* Start Items *
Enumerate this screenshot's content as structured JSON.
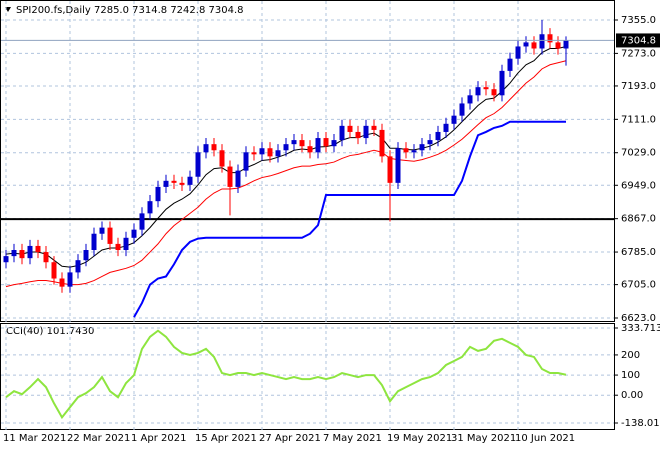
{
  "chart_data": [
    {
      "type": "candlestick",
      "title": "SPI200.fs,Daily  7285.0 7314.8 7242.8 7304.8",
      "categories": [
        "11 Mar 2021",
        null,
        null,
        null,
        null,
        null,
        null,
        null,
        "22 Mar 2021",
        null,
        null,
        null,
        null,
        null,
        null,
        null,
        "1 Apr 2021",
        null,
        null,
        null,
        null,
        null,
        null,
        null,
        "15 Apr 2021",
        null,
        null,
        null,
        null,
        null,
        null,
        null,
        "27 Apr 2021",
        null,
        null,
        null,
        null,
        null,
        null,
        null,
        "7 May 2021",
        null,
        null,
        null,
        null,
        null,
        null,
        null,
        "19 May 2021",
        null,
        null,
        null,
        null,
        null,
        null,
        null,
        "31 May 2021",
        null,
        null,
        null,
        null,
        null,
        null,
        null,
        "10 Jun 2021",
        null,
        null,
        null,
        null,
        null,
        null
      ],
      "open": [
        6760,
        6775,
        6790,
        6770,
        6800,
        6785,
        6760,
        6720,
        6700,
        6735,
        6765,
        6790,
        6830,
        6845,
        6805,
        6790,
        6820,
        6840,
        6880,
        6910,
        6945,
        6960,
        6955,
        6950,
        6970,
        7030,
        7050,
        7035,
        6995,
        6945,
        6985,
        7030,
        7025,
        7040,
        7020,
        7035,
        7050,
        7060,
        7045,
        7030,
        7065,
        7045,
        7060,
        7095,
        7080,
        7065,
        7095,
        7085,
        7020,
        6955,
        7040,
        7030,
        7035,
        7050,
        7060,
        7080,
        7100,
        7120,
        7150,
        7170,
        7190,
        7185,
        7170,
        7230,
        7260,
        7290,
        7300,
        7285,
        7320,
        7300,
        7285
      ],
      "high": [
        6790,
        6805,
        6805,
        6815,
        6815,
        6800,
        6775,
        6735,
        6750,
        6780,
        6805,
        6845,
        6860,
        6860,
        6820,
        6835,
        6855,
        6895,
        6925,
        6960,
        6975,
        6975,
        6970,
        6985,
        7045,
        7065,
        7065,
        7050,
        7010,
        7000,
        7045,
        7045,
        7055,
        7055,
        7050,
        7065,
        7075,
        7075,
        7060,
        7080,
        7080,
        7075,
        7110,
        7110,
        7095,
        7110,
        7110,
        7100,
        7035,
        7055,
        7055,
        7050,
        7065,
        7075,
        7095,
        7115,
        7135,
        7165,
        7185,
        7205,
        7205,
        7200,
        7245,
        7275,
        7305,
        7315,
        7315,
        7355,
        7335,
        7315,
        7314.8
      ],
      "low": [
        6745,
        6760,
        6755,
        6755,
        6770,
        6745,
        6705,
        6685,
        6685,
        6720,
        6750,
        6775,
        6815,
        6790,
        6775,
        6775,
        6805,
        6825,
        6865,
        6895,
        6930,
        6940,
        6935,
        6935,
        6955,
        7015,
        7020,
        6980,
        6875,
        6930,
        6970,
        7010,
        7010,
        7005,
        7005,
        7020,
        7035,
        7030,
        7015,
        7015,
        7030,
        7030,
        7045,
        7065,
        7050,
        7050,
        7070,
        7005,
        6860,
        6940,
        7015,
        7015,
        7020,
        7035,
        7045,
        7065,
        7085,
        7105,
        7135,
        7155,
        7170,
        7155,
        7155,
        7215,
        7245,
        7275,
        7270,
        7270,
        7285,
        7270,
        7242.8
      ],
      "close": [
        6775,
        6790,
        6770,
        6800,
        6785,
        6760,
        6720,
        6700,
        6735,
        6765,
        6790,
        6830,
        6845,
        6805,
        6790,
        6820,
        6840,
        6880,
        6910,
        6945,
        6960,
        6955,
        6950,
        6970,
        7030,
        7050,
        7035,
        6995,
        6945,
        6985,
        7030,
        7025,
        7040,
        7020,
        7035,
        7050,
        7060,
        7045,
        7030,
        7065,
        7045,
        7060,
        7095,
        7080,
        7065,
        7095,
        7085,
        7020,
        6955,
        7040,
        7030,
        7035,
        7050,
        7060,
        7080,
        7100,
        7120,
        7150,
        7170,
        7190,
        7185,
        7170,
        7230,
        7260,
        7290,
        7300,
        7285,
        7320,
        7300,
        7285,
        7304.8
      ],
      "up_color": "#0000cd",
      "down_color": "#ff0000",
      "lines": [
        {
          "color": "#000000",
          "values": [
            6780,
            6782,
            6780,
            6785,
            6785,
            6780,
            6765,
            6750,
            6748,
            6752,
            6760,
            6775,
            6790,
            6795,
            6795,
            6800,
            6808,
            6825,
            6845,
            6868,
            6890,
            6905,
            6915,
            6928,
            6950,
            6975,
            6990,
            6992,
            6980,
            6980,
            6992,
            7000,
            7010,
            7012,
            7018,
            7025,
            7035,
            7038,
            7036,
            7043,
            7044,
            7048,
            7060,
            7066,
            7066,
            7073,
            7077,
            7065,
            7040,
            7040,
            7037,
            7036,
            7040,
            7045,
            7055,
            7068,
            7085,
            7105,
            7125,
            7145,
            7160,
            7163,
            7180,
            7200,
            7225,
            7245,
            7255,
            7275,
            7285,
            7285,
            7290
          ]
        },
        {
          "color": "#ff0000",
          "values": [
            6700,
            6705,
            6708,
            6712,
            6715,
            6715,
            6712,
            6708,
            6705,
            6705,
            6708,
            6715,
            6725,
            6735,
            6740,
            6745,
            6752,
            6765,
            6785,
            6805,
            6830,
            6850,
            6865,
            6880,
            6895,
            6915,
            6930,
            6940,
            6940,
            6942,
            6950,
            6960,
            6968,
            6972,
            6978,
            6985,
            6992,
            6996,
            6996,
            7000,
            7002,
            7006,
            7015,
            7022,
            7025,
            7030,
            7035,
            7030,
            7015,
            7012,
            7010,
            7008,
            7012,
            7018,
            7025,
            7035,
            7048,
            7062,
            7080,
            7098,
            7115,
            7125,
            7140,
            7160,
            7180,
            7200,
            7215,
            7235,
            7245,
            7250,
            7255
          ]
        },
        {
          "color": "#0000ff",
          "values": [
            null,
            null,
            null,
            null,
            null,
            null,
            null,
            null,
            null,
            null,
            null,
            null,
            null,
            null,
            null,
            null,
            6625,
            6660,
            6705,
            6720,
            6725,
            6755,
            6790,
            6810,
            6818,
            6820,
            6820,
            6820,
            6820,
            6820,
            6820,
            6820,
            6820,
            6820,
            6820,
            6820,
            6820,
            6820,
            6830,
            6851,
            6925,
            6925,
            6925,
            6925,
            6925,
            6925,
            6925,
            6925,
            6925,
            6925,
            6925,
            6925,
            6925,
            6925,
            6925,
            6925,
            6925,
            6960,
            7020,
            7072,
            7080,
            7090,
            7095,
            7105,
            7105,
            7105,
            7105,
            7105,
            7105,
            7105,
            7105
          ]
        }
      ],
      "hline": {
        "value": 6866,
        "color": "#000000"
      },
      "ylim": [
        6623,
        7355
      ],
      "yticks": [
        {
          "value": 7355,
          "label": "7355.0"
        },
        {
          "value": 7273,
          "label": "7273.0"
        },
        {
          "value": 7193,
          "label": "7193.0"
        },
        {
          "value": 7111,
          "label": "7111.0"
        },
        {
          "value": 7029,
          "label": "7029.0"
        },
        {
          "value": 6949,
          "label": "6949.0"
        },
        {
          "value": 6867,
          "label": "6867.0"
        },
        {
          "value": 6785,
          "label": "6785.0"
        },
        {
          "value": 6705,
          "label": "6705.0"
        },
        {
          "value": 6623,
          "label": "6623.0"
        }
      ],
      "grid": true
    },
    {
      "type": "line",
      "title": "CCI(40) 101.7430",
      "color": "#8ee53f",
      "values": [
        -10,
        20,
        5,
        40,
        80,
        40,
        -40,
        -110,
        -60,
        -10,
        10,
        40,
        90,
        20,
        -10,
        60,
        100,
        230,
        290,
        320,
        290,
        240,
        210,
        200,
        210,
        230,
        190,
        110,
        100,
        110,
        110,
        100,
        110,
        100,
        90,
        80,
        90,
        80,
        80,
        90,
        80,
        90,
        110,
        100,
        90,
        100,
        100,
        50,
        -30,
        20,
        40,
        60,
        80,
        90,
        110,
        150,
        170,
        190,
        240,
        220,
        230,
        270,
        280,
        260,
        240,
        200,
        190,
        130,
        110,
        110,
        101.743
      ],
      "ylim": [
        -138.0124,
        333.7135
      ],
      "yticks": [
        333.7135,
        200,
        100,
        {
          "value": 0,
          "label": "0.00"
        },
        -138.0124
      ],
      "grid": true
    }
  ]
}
* End Items *
What the task asks »
Go through the entries and return each line where the word "label" appears.

Final answer »
          "label": "7355.0"
          "label": "7273.0"
          "label": "7193.0"
          "label": "7111.0"
          "label": "7029.0"
          "label": "6949.0"
          "label": "6867.0"
          "label": "6785.0"
          "label": "6705.0"
          "label": "6623.0"
          "label": "0.00"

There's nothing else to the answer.